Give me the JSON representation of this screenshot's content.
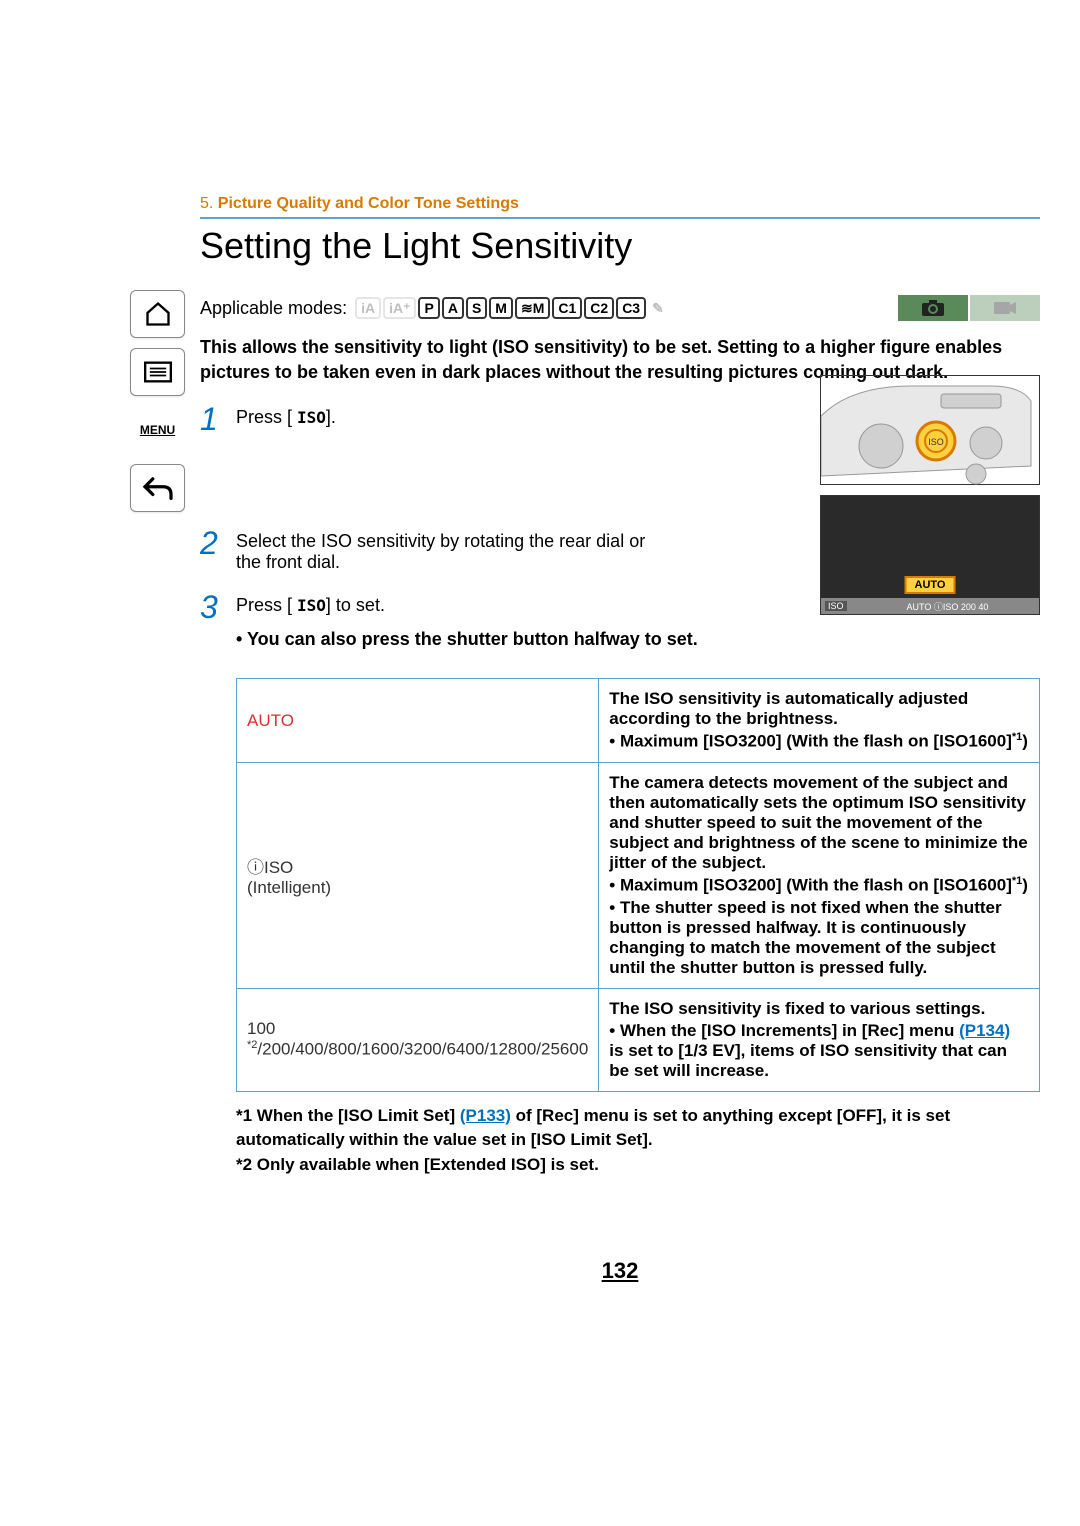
{
  "breadcrumb": {
    "num": "5.",
    "text": "Picture Quality and Color Tone Settings"
  },
  "title": "Setting the Light Sensitivity",
  "modes_label": "Applicable modes:",
  "modes": {
    "greyed_pre": [
      "iA",
      "iA+"
    ],
    "active": [
      "P",
      "A",
      "S",
      "M",
      "≋M",
      "C1",
      "C2",
      "C3"
    ],
    "greyed_post": [
      "☺"
    ]
  },
  "intro": "This allows the sensitivity to light (ISO sensitivity) to be set. Setting to a higher figure enables pictures to be taken even in dark places without the resulting pictures coming out dark.",
  "steps": {
    "s1": {
      "num": "1",
      "text_a": "Press [ ",
      "iso": "ISO",
      "text_b": "]."
    },
    "s2": {
      "num": "2",
      "text": "Select the ISO sensitivity by rotating the rear dial or the front dial."
    },
    "s3": {
      "num": "3",
      "text_a": "Press [ ",
      "iso": "ISO",
      "text_b": "] to set.",
      "sub": "You can also press the shutter button halfway to set."
    }
  },
  "screen": {
    "auto": "AUTO",
    "strip_left": "ISO",
    "strip_right": "AUTO  ⓘISO  200  40"
  },
  "table": {
    "r1": {
      "label": "AUTO",
      "desc": "The ISO sensitivity is automatically adjusted according to the brightness.",
      "b1_a": "Maximum [ISO3200] (With the flash on [ISO1600]",
      "b1_b": ")"
    },
    "r2": {
      "label_icon": "ⓘISO",
      "label_sub": "(Intelligent)",
      "desc": "The camera detects movement of the subject and then automatically sets the optimum ISO sensitivity and shutter speed to suit the movement of the subject and brightness of the scene to minimize the jitter of the subject.",
      "b1_a": "Maximum [ISO3200] (With the flash on [ISO1600]",
      "b1_b": ")",
      "b2": "The shutter speed is not fixed when the shutter button is pressed halfway. It is continuously changing to match the movement of the subject until the shutter button is pressed fully."
    },
    "r3": {
      "label_a": "100 ",
      "label_sup": "*2",
      "label_b": "/200/400/800/1600/3200/6400/12800/25600",
      "desc": "The ISO sensitivity is fixed to various settings.",
      "b1_a": "When the [ISO Increments] in [Rec] menu ",
      "b1_link": "(P134)",
      "b1_b": " is set to [1/3 EV], items of ISO sensitivity that can be set will increase."
    }
  },
  "footnotes": {
    "f1_a": "*1 When the [ISO Limit Set] ",
    "f1_link": "(P133)",
    "f1_b": " of [Rec] menu is set to anything except [OFF], it is set automatically within the value set in [ISO Limit Set].",
    "f2": "*2 Only available when [Extended ISO] is set."
  },
  "page": "132",
  "sidebar": {
    "menu": "MENU"
  }
}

==========

WHAT NEEDS TO BE DONE: Print all the records again exactly; do not include any picture.

SOLUTION FOR THIS EXERCISE:
Give me the JSON representation of this screenshot's content.
{
  "breadcrumb": {
    "num": "5.",
    "text": "Picture Quality and Color Tone Settings"
  },
  "title": "Setting the Light Sensitivity",
  "modes_label": "Applicable modes:",
  "modes": {
    "greyed_pre": [
      "iA",
      "iA+"
    ],
    "active": [
      "P",
      "A",
      "S",
      "M",
      "≋M",
      "C1",
      "C2",
      "C3"
    ],
    "greyed_post": [
      "☺"
    ]
  },
  "intro": "This allows the sensitivity to light (ISO sensitivity) to be set. Setting to a higher figure enables pictures to be taken even in dark places without the resulting pictures coming out dark.",
  "steps": {
    "s1": {
      "num": "1",
      "text_a": "Press [ ",
      "iso": "ISO",
      "text_b": "]."
    },
    "s2": {
      "num": "2",
      "text": "Select the ISO sensitivity by rotating the rear dial or the front dial."
    },
    "s3": {
      "num": "3",
      "text_a": "Press [ ",
      "iso": "ISO",
      "text_b": "] to set.",
      "sub": "You can also press the shutter button halfway to set."
    }
  },
  "screen": {
    "auto": "AUTO",
    "strip_left": "ISO",
    "strip_right": "AUTO  ⓘISO  200  40"
  },
  "table": {
    "r1": {
      "label": "AUTO",
      "desc": "The ISO sensitivity is automatically adjusted according to the brightness.",
      "b1_a": "Maximum [ISO3200] (With the flash on [ISO1600]",
      "b1_b": ")"
    },
    "r2": {
      "label_icon": "ⓘISO",
      "label_sub": "(Intelligent)",
      "desc": "The camera detects movement of the subject and then automatically sets the optimum ISO sensitivity and shutter speed to suit the movement of the subject and brightness of the scene to minimize the jitter of the subject.",
      "b1_a": "Maximum [ISO3200] (With the flash on [ISO1600]",
      "b1_b": ")",
      "b2": "The shutter speed is not fixed when the shutter button is pressed halfway. It is continuously changing to match the movement of the subject until the shutter button is pressed fully."
    },
    "r3": {
      "label_a": "100 ",
      "label_sup": "*2",
      "label_b": "/200/400/800/1600/3200/6400/12800/25600",
      "desc": "The ISO sensitivity is fixed to various settings.",
      "b1_a": "When the [ISO Increments] in [Rec] menu ",
      "b1_link": "(P134)",
      "b1_b": " is set to [1/3 EV], items of ISO sensitivity that can be set will increase."
    }
  },
  "footnotes": {
    "f1_a": "*1 When the [ISO Limit Set] ",
    "f1_link": "(P133)",
    "f1_b": " of [Rec] menu is set to anything except [OFF], it is set automatically within the value set in [ISO Limit Set].",
    "f2": "*2 Only available when [Extended ISO] is set."
  },
  "page": "132",
  "sidebar": {
    "menu": "MENU"
  }
}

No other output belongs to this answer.